- Work to complete:
Using the data below, copy each line that includes the word "duRIG".

## start

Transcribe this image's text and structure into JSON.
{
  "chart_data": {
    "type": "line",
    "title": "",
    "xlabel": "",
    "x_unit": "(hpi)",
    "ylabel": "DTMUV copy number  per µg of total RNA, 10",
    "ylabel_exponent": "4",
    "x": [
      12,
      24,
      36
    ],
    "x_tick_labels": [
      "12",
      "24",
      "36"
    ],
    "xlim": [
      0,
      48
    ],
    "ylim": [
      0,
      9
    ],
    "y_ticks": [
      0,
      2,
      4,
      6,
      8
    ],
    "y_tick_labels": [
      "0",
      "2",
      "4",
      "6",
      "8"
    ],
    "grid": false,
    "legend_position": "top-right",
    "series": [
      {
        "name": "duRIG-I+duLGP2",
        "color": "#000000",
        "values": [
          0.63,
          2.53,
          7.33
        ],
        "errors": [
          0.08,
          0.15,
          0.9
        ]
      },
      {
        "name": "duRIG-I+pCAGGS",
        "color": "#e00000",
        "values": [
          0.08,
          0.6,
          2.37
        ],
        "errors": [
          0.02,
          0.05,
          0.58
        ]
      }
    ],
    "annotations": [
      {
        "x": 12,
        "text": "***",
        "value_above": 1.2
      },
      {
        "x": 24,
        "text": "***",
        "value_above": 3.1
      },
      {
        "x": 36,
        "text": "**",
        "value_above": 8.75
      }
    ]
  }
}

## end

- Output for this exercise:
        "name": "duRIG-I+duLGP2",
        "name": "duRIG-I+pCAGGS",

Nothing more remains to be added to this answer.